▶ _EXERCISE DESCRIPTION_
Pick out each line of the records that includes the string "twintail", and copy it.

Collected data
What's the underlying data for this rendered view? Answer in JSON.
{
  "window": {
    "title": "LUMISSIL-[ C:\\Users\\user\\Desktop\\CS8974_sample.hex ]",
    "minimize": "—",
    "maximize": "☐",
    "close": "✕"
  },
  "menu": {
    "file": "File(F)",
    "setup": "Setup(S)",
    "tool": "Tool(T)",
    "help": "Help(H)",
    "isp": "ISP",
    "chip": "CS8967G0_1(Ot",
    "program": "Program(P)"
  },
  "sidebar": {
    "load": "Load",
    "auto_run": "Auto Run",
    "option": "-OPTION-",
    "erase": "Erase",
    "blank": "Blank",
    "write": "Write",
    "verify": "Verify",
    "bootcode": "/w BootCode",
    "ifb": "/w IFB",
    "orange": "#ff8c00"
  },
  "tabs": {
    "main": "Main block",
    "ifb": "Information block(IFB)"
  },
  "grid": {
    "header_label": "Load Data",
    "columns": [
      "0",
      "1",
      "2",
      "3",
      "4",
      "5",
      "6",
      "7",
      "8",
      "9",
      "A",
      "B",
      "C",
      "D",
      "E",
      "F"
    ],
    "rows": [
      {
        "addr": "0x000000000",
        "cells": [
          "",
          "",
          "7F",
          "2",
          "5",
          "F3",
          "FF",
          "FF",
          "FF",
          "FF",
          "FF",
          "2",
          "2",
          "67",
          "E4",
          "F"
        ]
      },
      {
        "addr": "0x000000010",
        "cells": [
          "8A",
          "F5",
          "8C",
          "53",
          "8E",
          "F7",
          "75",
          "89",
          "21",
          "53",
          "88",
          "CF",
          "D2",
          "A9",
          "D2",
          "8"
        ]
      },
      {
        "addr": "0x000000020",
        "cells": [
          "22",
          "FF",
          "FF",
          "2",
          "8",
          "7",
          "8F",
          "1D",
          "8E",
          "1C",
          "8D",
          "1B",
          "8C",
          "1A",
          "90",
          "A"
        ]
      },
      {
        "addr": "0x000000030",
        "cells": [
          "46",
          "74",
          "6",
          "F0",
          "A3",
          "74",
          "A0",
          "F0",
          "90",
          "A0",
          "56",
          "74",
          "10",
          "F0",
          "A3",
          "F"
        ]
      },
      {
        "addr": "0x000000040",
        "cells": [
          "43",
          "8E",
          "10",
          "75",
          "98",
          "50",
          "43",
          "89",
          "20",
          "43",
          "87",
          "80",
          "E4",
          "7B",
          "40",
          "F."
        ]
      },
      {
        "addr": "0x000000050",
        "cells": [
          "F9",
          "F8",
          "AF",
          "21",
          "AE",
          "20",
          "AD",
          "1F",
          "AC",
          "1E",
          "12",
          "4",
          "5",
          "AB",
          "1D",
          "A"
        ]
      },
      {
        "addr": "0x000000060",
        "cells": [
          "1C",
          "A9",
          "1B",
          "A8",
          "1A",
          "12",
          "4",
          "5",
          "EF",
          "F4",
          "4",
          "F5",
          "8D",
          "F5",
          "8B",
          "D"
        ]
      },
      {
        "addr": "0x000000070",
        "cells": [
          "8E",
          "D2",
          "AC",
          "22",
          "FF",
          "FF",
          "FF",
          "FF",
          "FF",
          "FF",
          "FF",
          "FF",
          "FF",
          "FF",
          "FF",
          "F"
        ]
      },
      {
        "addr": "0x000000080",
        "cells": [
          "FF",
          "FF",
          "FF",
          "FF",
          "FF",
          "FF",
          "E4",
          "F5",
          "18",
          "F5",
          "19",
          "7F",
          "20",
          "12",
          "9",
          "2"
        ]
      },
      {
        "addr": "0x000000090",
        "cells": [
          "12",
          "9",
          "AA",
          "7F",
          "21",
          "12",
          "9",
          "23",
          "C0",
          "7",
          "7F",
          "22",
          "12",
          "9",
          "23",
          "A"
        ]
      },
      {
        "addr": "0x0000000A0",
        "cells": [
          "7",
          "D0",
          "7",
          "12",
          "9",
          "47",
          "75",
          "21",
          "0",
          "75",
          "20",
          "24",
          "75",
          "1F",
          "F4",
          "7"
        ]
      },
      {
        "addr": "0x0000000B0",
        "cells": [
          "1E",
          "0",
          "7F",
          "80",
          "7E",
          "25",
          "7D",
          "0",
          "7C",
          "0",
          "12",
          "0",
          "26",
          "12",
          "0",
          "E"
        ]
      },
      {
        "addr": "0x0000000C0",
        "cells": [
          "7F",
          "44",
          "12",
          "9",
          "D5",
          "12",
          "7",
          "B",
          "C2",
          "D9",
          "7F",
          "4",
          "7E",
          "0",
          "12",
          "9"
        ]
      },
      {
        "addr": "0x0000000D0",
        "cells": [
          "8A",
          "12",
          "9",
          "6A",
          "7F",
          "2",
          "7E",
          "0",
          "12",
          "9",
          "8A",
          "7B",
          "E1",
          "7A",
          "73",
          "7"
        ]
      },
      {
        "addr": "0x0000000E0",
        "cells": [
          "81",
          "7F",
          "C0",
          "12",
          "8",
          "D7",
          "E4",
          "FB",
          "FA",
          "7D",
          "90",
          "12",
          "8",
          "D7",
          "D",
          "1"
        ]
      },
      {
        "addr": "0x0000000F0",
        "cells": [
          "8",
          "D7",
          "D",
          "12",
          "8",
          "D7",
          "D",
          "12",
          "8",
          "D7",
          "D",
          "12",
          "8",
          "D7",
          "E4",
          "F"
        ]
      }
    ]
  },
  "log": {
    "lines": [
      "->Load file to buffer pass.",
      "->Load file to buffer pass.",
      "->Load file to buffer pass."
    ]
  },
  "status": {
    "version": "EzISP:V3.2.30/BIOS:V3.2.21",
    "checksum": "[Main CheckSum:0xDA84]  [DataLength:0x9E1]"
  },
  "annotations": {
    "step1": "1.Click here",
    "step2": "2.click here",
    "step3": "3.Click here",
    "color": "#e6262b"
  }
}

...

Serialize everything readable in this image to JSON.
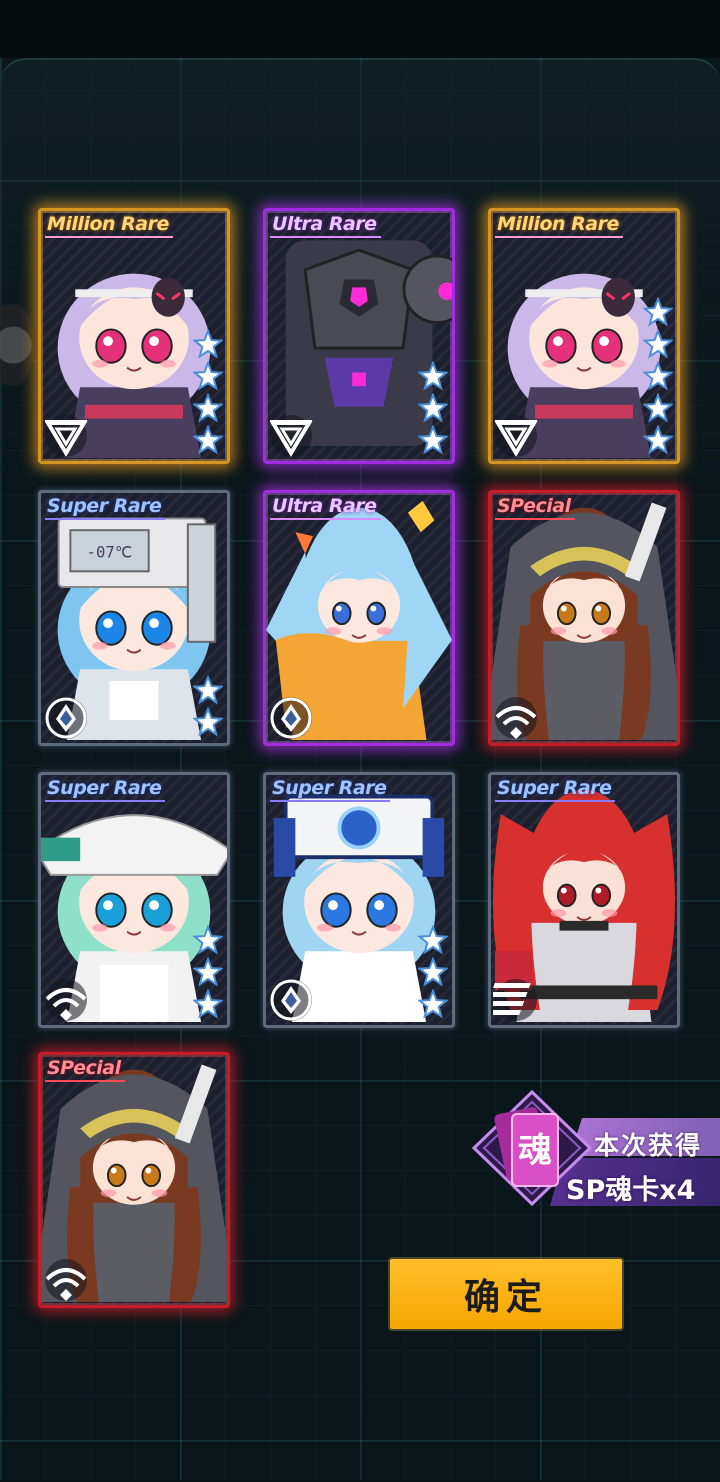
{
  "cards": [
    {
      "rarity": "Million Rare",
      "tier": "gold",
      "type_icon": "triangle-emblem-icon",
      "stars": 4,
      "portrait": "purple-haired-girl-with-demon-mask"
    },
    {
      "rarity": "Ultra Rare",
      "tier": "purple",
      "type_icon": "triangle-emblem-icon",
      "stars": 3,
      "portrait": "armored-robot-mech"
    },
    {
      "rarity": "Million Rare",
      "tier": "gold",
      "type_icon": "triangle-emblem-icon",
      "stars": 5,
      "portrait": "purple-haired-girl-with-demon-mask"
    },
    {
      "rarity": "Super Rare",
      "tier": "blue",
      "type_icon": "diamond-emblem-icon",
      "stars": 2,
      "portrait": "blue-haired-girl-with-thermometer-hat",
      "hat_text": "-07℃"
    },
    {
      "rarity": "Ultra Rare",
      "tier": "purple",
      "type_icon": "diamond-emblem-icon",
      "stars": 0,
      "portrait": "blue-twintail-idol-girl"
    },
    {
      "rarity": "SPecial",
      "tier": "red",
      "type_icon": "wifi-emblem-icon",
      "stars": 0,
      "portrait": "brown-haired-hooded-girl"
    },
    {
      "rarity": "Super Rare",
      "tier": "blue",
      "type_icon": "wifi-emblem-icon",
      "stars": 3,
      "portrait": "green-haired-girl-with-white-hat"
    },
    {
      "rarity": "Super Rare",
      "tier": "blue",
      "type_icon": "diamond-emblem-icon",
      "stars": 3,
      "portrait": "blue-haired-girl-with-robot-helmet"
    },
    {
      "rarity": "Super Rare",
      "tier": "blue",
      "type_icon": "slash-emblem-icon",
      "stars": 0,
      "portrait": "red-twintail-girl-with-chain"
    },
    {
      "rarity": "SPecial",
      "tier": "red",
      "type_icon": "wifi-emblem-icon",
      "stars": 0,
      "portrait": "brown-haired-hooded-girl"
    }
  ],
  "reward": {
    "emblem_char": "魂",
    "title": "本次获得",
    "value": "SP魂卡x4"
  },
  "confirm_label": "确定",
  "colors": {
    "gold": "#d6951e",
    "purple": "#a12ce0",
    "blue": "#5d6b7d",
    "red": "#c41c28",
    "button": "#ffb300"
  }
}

---

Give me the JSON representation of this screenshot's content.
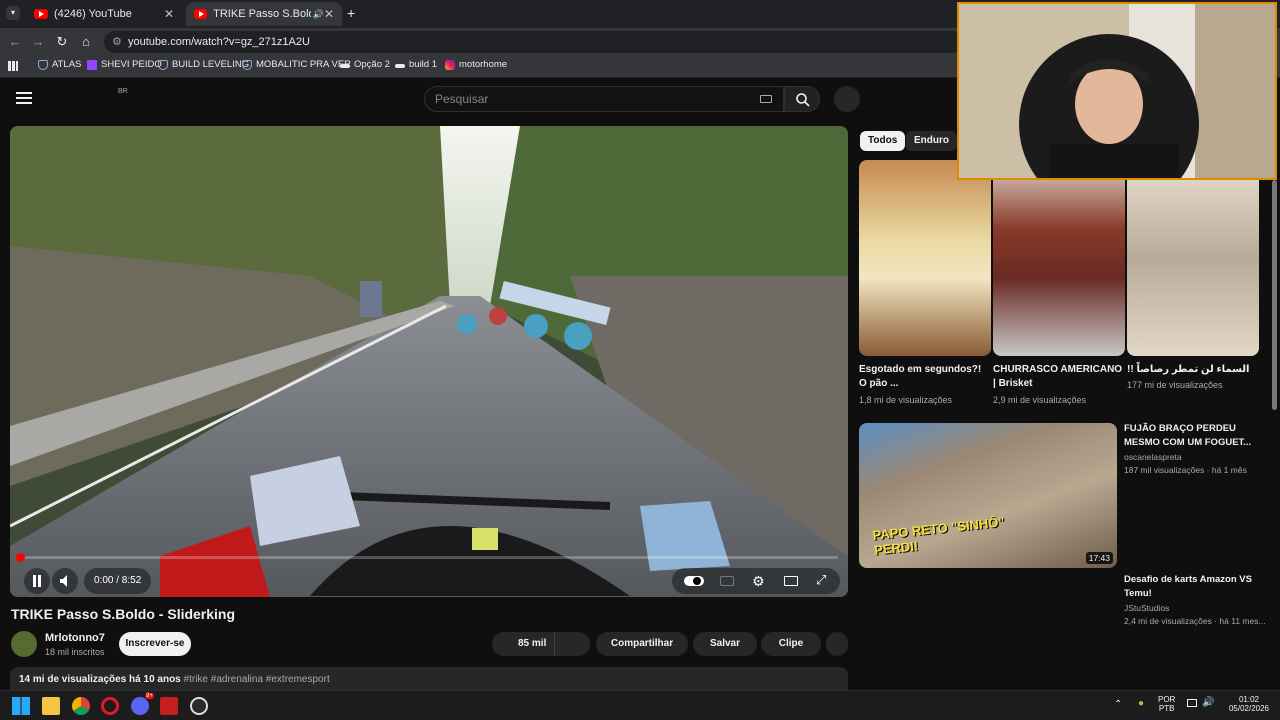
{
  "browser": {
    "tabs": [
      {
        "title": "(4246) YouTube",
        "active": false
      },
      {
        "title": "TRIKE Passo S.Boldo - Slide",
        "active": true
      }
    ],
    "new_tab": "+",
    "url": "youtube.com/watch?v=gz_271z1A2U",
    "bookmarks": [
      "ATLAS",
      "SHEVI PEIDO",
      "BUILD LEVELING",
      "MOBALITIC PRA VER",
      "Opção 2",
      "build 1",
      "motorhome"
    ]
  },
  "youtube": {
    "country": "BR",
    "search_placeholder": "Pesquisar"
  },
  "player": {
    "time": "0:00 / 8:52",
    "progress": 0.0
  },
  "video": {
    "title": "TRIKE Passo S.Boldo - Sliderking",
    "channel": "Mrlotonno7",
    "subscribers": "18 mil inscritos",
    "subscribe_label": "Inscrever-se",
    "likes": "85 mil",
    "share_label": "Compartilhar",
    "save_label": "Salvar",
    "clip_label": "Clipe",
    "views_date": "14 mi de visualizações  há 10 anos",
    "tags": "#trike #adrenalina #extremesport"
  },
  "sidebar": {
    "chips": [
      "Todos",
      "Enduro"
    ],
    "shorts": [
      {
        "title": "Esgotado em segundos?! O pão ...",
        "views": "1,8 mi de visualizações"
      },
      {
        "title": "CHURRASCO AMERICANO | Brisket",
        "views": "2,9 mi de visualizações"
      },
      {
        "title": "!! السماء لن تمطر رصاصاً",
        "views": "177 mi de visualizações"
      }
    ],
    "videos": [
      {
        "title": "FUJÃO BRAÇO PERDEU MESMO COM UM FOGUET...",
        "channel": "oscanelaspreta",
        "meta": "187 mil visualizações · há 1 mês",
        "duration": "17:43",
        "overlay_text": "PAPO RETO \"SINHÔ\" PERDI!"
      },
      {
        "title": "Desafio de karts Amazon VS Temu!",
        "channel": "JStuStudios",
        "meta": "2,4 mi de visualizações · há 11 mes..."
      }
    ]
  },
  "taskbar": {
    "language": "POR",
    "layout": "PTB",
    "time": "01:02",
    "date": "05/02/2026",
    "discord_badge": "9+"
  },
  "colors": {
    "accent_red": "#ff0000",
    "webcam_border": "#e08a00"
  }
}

▶ _RESULT_
      "portrait": "blue-twintail-idol-girl"
      "portrait": "red-twintail-girl-with-chain"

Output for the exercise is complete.